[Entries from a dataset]
· · ·
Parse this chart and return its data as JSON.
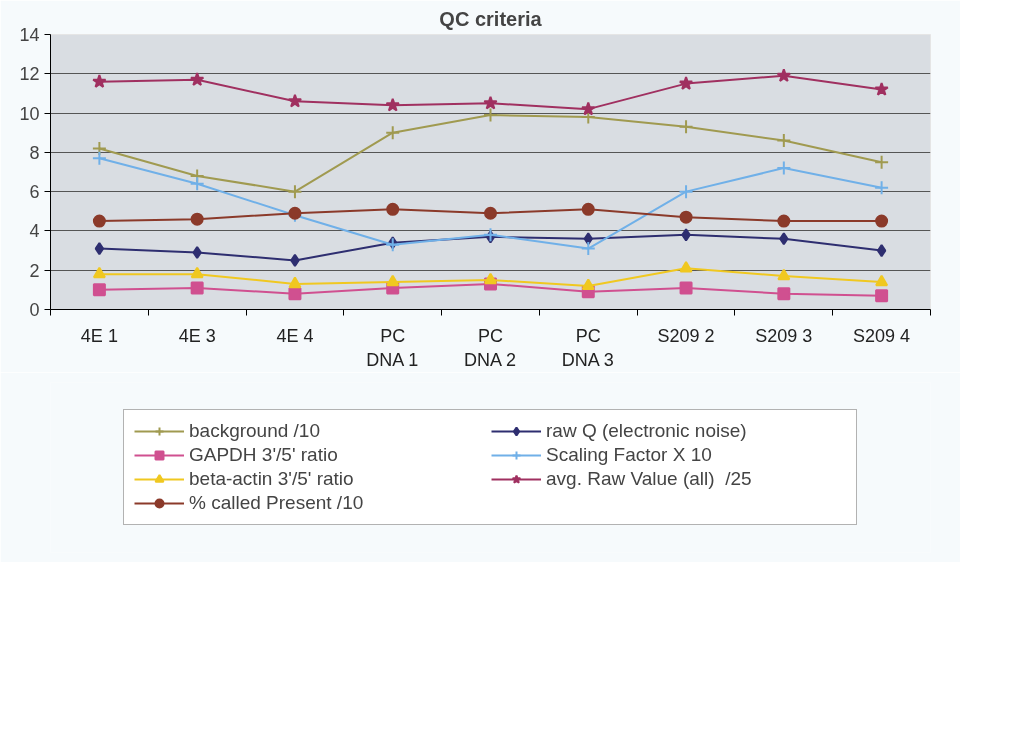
{
  "chart_data": {
    "type": "line",
    "title": "QC criteria",
    "categories": [
      "4E 1",
      "4E 3",
      "4E 4",
      "PC\nDNA 1",
      "PC\nDNA 2",
      "PC\nDNA 3",
      "S209 2",
      "S209 3",
      "S209 4"
    ],
    "ylim": [
      0,
      14
    ],
    "yticks": [
      0,
      2,
      4,
      6,
      8,
      10,
      12,
      14
    ],
    "grid": "y",
    "legend": "bottom",
    "series": [
      {
        "name": "background /10",
        "color": "#a09a50",
        "marker": "cross",
        "values": [
          8.2,
          6.8,
          6.0,
          9.0,
          9.9,
          9.8,
          9.3,
          8.6,
          7.5
        ]
      },
      {
        "name": "raw Q (electronic noise)",
        "color": "#2e2e70",
        "marker": "diamond",
        "values": [
          3.1,
          2.9,
          2.5,
          3.4,
          3.7,
          3.6,
          3.8,
          3.6,
          3.0
        ]
      },
      {
        "name": "GAPDH 3'/5' ratio",
        "color": "#d05090",
        "marker": "square",
        "values": [
          1.0,
          1.1,
          0.8,
          1.1,
          1.3,
          0.9,
          1.1,
          0.8,
          0.7
        ]
      },
      {
        "name": "Scaling Factor X 10",
        "color": "#70b0e8",
        "marker": "cross",
        "values": [
          7.7,
          6.4,
          4.8,
          3.3,
          3.8,
          3.1,
          6.0,
          7.2,
          6.2
        ]
      },
      {
        "name": "beta-actin 3'/5' ratio",
        "color": "#f0c820",
        "marker": "triangle",
        "values": [
          1.8,
          1.8,
          1.3,
          1.4,
          1.5,
          1.2,
          2.1,
          1.7,
          1.4
        ]
      },
      {
        "name": "avg. Raw Value (all)  /25",
        "color": "#a03060",
        "marker": "star",
        "values": [
          11.6,
          11.7,
          10.6,
          10.4,
          10.5,
          10.2,
          11.5,
          11.9,
          11.2
        ]
      },
      {
        "name": "% called Present /10",
        "color": "#8b3a2a",
        "marker": "circle",
        "values": [
          4.5,
          4.6,
          4.9,
          5.1,
          4.9,
          5.1,
          4.7,
          4.5,
          4.5
        ]
      }
    ]
  }
}
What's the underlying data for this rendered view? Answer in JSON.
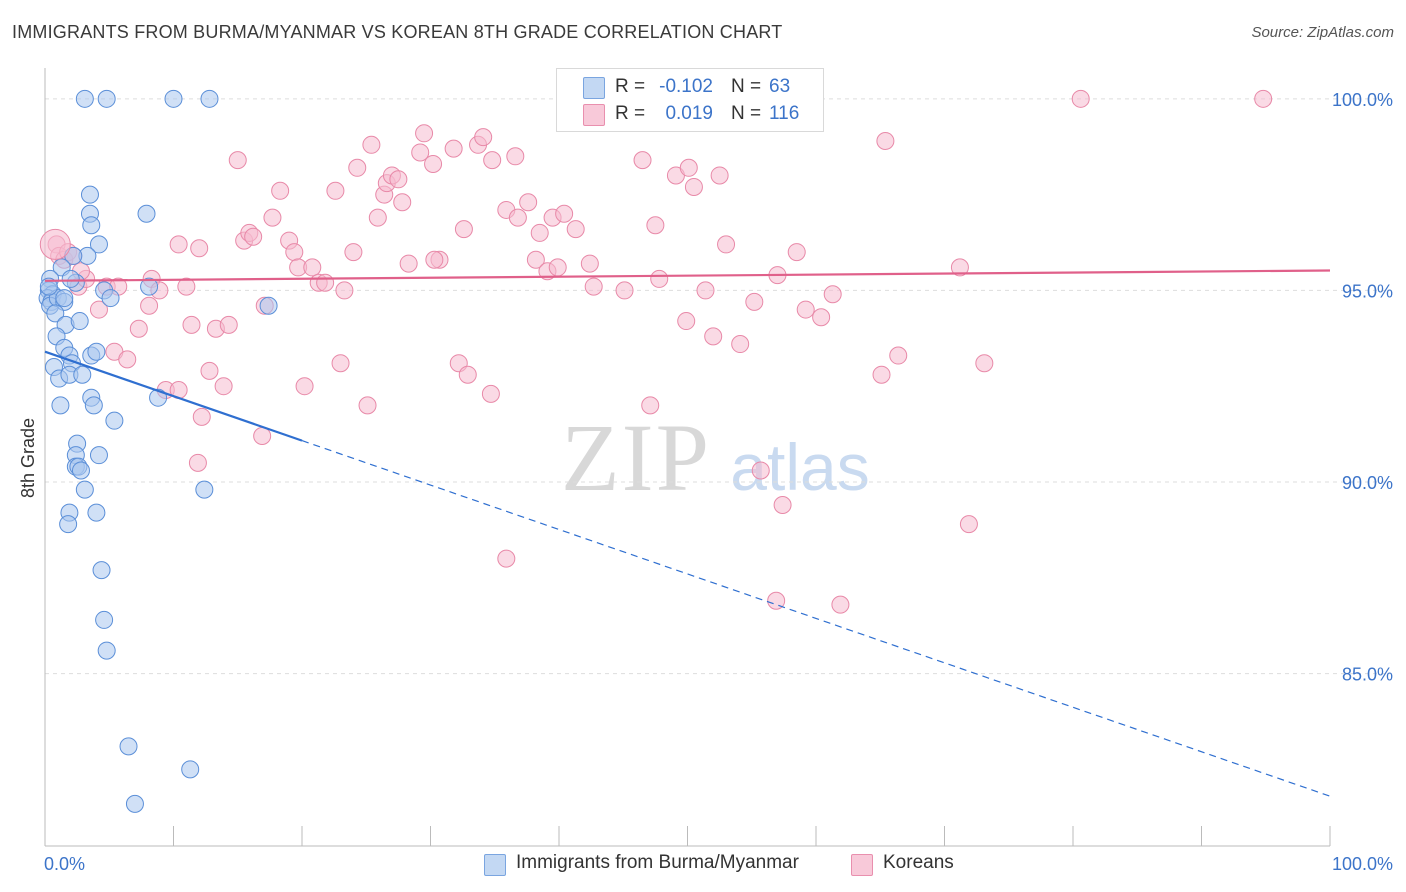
{
  "title": "IMMIGRANTS FROM BURMA/MYANMAR VS KOREAN 8TH GRADE CORRELATION CHART",
  "source": "Source: ZipAtlas.com",
  "watermark": {
    "zip": "ZIP",
    "atlas": "atlas"
  },
  "colors": {
    "blue_fill": "#a9c7ee",
    "blue_stroke": "#5b8fd8",
    "blue_line": "#2f6fd0",
    "pink_fill": "#f6bcd0",
    "pink_stroke": "#e889a8",
    "pink_line": "#e0608a",
    "axis_text": "#3c74c9",
    "grid": "#dddddd"
  },
  "legend": {
    "rows": [
      {
        "r_label": "R =",
        "r_value": "-0.102",
        "n_label": "N =",
        "n_value": "63"
      },
      {
        "r_label": "R =",
        "r_value": "0.019",
        "n_label": "N =",
        "n_value": "116"
      }
    ]
  },
  "bottom_legend": {
    "blue_label": "Immigrants from Burma/Myanmar",
    "pink_label": "Koreans"
  },
  "chart_data": {
    "type": "scatter",
    "title": "IMMIGRANTS FROM BURMA/MYANMAR VS KOREAN 8TH GRADE CORRELATION CHART",
    "xlabel": "",
    "ylabel": "8th Grade",
    "xlim": [
      0,
      100
    ],
    "ylim": [
      80.5,
      100.7
    ],
    "x_tick_labels": [
      "0.0%",
      "100.0%"
    ],
    "y_ticks": [
      85,
      90,
      95,
      100
    ],
    "y_tick_labels": [
      "85.0%",
      "90.0%",
      "95.0%",
      "100.0%"
    ],
    "series": [
      {
        "name": "Immigrants from Burma/Myanmar",
        "r": -0.102,
        "n": 63,
        "trend": {
          "x": [
            0,
            100
          ],
          "y": [
            93.4,
            81.8
          ],
          "solid_until_x": 20
        },
        "points": [
          [
            3.1,
            100
          ],
          [
            4.8,
            100
          ],
          [
            10,
            100
          ],
          [
            12.8,
            100
          ],
          [
            3.5,
            97.5
          ],
          [
            3.5,
            97.0
          ],
          [
            3.6,
            96.7
          ],
          [
            7.9,
            97.0
          ],
          [
            4.2,
            96.2
          ],
          [
            3.3,
            95.9
          ],
          [
            2.2,
            95.9
          ],
          [
            1.3,
            95.6
          ],
          [
            0.4,
            95.3
          ],
          [
            0.3,
            95.0
          ],
          [
            0.6,
            94.9
          ],
          [
            0.2,
            94.8
          ],
          [
            0.5,
            94.7
          ],
          [
            0.4,
            94.6
          ],
          [
            1.0,
            94.8
          ],
          [
            1.5,
            94.7
          ],
          [
            2.4,
            95.2
          ],
          [
            4.6,
            95.0
          ],
          [
            5.1,
            94.8
          ],
          [
            8.1,
            95.1
          ],
          [
            17.4,
            94.6
          ],
          [
            0.8,
            94.4
          ],
          [
            1.6,
            94.1
          ],
          [
            2.7,
            94.2
          ],
          [
            0.9,
            93.8
          ],
          [
            1.5,
            93.5
          ],
          [
            1.9,
            93.3
          ],
          [
            2.1,
            93.1
          ],
          [
            3.6,
            93.3
          ],
          [
            4.0,
            93.4
          ],
          [
            0.7,
            93.0
          ],
          [
            1.1,
            92.7
          ],
          [
            1.9,
            92.8
          ],
          [
            2.9,
            92.8
          ],
          [
            3.6,
            92.2
          ],
          [
            1.2,
            92.0
          ],
          [
            3.8,
            92.0
          ],
          [
            8.8,
            92.2
          ],
          [
            5.4,
            91.6
          ],
          [
            2.5,
            91.0
          ],
          [
            4.2,
            90.7
          ],
          [
            2.4,
            90.7
          ],
          [
            2.4,
            90.4
          ],
          [
            2.6,
            90.4
          ],
          [
            2.8,
            90.3
          ],
          [
            3.1,
            89.8
          ],
          [
            12.4,
            89.8
          ],
          [
            1.9,
            89.2
          ],
          [
            1.8,
            88.9
          ],
          [
            4.0,
            89.2
          ],
          [
            4.4,
            87.7
          ],
          [
            4.6,
            86.4
          ],
          [
            4.8,
            85.6
          ],
          [
            6.5,
            83.1
          ],
          [
            11.3,
            82.5
          ],
          [
            7.0,
            81.6
          ],
          [
            1.5,
            94.8
          ],
          [
            2.0,
            95.3
          ],
          [
            0.3,
            95.1
          ]
        ]
      },
      {
        "name": "Koreans",
        "r": 0.019,
        "n": 116,
        "trend": {
          "x": [
            0,
            100
          ],
          "y": [
            95.25,
            95.52
          ]
        },
        "points": [
          [
            0.9,
            96.2
          ],
          [
            1.1,
            95.9
          ],
          [
            1.5,
            95.8
          ],
          [
            1.8,
            96.0
          ],
          [
            2.2,
            95.9
          ],
          [
            2.6,
            95.1
          ],
          [
            3.2,
            95.3
          ],
          [
            4.2,
            94.5
          ],
          [
            4.8,
            95.1
          ],
          [
            5.4,
            93.4
          ],
          [
            5.7,
            95.1
          ],
          [
            6.4,
            93.2
          ],
          [
            7.3,
            94.0
          ],
          [
            8.1,
            94.6
          ],
          [
            8.3,
            95.3
          ],
          [
            8.9,
            95.0
          ],
          [
            9.4,
            92.4
          ],
          [
            10.4,
            92.4
          ],
          [
            10.4,
            96.2
          ],
          [
            11.0,
            95.1
          ],
          [
            11.4,
            94.1
          ],
          [
            11.9,
            90.5
          ],
          [
            12.2,
            91.7
          ],
          [
            12.8,
            92.9
          ],
          [
            13.3,
            94.0
          ],
          [
            13.9,
            92.5
          ],
          [
            14.3,
            94.1
          ],
          [
            15.0,
            98.4
          ],
          [
            15.5,
            96.3
          ],
          [
            15.9,
            96.5
          ],
          [
            16.2,
            96.4
          ],
          [
            16.9,
            91.2
          ],
          [
            17.1,
            94.6
          ],
          [
            17.7,
            96.9
          ],
          [
            18.3,
            97.6
          ],
          [
            19.0,
            96.3
          ],
          [
            19.4,
            96.0
          ],
          [
            19.7,
            95.6
          ],
          [
            20.2,
            92.5
          ],
          [
            20.8,
            95.6
          ],
          [
            21.3,
            95.2
          ],
          [
            21.8,
            95.2
          ],
          [
            22.6,
            97.6
          ],
          [
            23.0,
            93.1
          ],
          [
            23.3,
            95.0
          ],
          [
            24.0,
            96.0
          ],
          [
            24.3,
            98.2
          ],
          [
            25.1,
            92.0
          ],
          [
            25.4,
            98.8
          ],
          [
            25.9,
            96.9
          ],
          [
            26.4,
            97.5
          ],
          [
            26.6,
            97.8
          ],
          [
            27.0,
            98.0
          ],
          [
            27.5,
            97.9
          ],
          [
            27.8,
            97.3
          ],
          [
            28.3,
            95.7
          ],
          [
            29.2,
            98.6
          ],
          [
            29.5,
            99.1
          ],
          [
            30.2,
            98.3
          ],
          [
            30.7,
            95.8
          ],
          [
            31.8,
            98.7
          ],
          [
            32.2,
            93.1
          ],
          [
            32.6,
            96.6
          ],
          [
            32.9,
            92.8
          ],
          [
            33.7,
            98.8
          ],
          [
            34.1,
            99.0
          ],
          [
            34.8,
            98.4
          ],
          [
            34.7,
            92.3
          ],
          [
            35.9,
            97.1
          ],
          [
            36.6,
            98.5
          ],
          [
            36.8,
            96.9
          ],
          [
            37.6,
            97.3
          ],
          [
            38.2,
            95.8
          ],
          [
            38.5,
            96.5
          ],
          [
            39.1,
            95.5
          ],
          [
            39.5,
            96.9
          ],
          [
            39.9,
            95.6
          ],
          [
            40.4,
            97.0
          ],
          [
            41.3,
            96.6
          ],
          [
            42.4,
            95.7
          ],
          [
            42.7,
            95.1
          ],
          [
            45.1,
            95.0
          ],
          [
            46.5,
            98.4
          ],
          [
            47.1,
            92.0
          ],
          [
            47.5,
            96.7
          ],
          [
            47.8,
            95.3
          ],
          [
            49.1,
            98.0
          ],
          [
            49.9,
            94.2
          ],
          [
            50.1,
            98.2
          ],
          [
            50.5,
            97.7
          ],
          [
            51.4,
            95.0
          ],
          [
            52.0,
            93.8
          ],
          [
            52.5,
            98.0
          ],
          [
            53.0,
            96.2
          ],
          [
            54.1,
            93.6
          ],
          [
            55.2,
            94.7
          ],
          [
            55.7,
            90.3
          ],
          [
            57.0,
            95.4
          ],
          [
            58.5,
            96.0
          ],
          [
            59.2,
            94.5
          ],
          [
            60.4,
            94.3
          ],
          [
            61.3,
            94.9
          ],
          [
            61.9,
            86.8
          ],
          [
            65.1,
            92.8
          ],
          [
            65.4,
            98.9
          ],
          [
            66.4,
            93.3
          ],
          [
            71.2,
            95.6
          ],
          [
            71.9,
            88.9
          ],
          [
            73.1,
            93.1
          ],
          [
            80.6,
            100
          ],
          [
            94.8,
            100
          ],
          [
            35.9,
            88.0
          ],
          [
            56.9,
            86.9
          ],
          [
            57.4,
            89.4
          ],
          [
            2.8,
            95.5
          ],
          [
            30.3,
            95.8
          ],
          [
            12.0,
            96.1
          ]
        ]
      }
    ]
  }
}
· · ·
Where a line above includes "marker", copy that line.

        "marker": "cross",
        "marker": "diamond",
        "marker": "square",
        "marker": "cross",
        "marker": "triangle",
        "marker": "star",
        "marker": "circle",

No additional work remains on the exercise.